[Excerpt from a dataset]
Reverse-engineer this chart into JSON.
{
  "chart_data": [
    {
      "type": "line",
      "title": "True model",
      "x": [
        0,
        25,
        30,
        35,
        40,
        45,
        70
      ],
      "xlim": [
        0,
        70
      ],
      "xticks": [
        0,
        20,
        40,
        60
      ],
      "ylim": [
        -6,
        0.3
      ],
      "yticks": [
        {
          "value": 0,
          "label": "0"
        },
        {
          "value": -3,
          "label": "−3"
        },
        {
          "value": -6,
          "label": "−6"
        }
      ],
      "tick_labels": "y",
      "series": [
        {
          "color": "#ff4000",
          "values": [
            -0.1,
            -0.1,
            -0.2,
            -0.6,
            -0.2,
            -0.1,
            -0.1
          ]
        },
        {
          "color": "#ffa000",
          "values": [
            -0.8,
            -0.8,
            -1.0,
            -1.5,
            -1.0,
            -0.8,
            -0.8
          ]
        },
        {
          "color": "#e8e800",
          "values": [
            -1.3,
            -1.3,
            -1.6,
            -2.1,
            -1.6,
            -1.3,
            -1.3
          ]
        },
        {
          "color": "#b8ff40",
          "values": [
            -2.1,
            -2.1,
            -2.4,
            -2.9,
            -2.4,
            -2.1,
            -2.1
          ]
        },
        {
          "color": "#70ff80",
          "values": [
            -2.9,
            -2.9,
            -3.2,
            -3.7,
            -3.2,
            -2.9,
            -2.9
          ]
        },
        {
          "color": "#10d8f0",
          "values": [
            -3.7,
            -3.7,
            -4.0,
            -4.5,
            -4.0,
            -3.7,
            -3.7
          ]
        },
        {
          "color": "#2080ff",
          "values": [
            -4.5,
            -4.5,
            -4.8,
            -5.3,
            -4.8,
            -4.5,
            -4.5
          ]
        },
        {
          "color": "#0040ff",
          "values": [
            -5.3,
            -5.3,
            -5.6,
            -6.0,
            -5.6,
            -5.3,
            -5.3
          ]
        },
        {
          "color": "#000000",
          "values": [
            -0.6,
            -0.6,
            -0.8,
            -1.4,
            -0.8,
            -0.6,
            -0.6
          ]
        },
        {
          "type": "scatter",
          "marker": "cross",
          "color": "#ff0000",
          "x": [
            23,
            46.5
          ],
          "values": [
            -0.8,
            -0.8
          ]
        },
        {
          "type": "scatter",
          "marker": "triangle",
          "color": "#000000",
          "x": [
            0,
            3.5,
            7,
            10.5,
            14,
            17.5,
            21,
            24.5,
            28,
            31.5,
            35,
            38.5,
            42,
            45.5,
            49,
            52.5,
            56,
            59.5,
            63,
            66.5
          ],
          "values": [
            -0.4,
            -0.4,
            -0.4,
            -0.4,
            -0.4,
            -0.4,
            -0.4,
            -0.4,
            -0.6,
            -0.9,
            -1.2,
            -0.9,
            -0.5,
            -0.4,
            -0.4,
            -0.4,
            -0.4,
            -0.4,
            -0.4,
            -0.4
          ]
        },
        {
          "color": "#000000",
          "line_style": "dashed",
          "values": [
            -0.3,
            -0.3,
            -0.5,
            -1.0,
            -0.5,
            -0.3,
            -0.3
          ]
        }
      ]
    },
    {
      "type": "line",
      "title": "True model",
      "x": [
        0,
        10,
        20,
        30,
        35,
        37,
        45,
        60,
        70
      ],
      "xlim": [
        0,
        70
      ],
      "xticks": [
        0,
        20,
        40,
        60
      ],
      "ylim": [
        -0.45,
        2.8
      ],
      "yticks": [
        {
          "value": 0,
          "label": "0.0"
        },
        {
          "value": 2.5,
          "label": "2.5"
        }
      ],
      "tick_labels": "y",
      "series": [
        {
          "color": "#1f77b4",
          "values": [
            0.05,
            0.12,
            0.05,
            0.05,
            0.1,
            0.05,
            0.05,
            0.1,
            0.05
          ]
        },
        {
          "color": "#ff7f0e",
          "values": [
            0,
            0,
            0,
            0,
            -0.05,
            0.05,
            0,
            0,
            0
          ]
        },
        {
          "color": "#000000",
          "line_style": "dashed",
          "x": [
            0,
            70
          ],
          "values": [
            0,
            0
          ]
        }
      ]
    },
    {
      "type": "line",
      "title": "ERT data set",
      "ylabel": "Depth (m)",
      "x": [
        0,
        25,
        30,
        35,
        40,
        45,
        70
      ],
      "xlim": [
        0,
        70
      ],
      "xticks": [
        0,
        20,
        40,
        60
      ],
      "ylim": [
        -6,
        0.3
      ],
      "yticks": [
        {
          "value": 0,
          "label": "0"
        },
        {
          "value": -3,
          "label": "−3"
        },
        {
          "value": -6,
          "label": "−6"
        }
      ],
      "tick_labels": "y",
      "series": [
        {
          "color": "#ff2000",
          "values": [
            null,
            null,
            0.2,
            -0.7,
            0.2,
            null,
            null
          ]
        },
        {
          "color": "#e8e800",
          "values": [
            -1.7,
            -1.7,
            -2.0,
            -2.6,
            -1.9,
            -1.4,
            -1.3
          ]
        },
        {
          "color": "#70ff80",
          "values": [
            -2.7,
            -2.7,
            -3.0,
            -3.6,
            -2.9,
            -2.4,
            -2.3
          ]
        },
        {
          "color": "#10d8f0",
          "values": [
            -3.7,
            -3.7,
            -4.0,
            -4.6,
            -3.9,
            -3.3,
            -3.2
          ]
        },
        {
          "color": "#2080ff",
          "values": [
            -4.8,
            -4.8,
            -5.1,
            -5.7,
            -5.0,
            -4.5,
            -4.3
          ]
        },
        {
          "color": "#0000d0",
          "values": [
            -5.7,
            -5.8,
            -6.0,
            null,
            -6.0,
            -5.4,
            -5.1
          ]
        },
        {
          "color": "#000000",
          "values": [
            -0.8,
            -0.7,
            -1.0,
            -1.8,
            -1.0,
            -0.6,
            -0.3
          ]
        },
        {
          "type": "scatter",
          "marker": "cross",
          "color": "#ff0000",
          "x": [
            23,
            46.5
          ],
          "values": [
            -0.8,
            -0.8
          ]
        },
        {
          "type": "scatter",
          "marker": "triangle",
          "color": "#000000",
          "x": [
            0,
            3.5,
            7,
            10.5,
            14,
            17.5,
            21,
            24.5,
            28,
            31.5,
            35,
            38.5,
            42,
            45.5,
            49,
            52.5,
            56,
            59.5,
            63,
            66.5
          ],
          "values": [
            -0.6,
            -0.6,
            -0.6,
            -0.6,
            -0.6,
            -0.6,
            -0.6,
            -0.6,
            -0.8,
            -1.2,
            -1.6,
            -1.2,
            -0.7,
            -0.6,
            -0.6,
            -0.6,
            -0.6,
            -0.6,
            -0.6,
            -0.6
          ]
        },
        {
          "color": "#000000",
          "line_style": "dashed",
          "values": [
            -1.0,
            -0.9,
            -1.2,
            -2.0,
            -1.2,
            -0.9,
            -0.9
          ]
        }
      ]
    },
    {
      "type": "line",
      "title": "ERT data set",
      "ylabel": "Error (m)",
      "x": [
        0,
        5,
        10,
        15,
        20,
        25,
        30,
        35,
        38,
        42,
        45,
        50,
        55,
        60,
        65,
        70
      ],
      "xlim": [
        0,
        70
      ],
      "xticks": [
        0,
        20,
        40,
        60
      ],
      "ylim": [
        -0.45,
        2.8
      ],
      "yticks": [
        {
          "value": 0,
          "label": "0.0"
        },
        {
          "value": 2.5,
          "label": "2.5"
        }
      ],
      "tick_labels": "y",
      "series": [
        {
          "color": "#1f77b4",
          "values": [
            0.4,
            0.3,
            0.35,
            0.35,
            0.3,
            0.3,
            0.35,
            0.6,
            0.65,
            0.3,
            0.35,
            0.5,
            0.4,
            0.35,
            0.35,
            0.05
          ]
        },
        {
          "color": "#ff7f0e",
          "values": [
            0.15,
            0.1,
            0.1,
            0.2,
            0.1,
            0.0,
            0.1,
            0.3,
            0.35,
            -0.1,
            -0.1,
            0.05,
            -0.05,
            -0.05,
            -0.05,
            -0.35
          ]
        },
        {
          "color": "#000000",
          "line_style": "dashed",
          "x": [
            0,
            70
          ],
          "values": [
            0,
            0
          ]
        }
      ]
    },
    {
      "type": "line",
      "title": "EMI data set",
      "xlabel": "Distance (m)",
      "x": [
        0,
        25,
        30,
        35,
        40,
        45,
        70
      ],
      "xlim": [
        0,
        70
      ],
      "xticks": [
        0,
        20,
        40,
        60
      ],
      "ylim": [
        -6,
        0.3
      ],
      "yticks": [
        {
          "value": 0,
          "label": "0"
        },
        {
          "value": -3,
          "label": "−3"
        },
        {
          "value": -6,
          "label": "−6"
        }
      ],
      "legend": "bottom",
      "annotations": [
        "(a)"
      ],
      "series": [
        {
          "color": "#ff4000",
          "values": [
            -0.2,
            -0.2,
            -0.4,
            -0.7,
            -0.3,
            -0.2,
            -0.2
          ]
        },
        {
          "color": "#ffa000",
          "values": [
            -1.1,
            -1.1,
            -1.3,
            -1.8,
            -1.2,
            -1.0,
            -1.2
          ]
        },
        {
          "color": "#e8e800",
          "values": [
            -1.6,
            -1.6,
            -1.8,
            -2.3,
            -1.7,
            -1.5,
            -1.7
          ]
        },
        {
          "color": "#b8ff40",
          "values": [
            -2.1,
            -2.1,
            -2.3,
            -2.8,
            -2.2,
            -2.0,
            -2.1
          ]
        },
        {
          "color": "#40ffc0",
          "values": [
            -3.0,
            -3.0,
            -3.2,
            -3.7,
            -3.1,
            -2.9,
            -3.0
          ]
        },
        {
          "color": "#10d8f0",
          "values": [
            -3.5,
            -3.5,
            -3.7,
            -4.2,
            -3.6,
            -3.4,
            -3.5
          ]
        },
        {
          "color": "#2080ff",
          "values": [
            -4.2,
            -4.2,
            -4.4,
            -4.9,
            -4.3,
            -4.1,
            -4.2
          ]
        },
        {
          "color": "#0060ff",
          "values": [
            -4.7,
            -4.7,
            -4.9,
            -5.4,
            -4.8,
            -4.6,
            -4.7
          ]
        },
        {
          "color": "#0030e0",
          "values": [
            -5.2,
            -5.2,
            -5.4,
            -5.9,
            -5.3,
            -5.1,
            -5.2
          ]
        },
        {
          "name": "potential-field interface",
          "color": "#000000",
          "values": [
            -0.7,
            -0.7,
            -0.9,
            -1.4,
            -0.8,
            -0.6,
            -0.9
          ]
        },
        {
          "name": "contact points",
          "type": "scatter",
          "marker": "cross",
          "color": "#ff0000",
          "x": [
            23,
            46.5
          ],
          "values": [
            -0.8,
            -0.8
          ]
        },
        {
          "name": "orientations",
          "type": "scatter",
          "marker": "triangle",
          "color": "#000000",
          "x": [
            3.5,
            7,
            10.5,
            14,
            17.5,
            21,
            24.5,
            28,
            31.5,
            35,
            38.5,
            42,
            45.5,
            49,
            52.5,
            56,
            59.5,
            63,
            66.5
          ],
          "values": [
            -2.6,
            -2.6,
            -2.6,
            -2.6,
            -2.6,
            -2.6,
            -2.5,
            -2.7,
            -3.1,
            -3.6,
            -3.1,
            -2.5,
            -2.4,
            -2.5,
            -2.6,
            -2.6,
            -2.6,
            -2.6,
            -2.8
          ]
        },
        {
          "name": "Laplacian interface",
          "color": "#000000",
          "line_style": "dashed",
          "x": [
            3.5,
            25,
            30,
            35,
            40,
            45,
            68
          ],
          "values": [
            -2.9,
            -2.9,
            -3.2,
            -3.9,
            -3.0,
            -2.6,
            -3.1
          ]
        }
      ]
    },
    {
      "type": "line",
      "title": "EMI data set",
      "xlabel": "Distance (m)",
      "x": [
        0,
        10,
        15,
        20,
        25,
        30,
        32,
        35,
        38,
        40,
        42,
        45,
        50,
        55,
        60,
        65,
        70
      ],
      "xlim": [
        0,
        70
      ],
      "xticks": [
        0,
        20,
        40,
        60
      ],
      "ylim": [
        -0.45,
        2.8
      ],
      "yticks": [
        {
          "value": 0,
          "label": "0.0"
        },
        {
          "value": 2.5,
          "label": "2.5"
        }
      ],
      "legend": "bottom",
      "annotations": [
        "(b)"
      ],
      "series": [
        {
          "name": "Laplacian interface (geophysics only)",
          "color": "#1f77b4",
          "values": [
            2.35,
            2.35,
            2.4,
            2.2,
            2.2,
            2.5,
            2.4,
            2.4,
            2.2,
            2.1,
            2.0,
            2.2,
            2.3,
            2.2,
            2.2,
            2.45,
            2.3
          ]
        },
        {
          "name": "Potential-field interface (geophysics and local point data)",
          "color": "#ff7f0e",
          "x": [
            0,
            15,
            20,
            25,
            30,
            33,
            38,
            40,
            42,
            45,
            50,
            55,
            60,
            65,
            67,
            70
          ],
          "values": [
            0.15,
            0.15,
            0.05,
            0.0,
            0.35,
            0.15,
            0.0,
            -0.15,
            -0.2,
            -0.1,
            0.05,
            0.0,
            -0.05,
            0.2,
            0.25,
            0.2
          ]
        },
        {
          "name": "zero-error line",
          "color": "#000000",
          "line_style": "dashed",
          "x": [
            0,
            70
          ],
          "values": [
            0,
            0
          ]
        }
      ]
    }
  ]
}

TASK STATEMENT:
Reproduce each line from the records that contains the word "field".

RESULT OF THIS TASK:
          "name": "potential-field interface",
          "name": "Potential-field interface (geophysics and local point data)",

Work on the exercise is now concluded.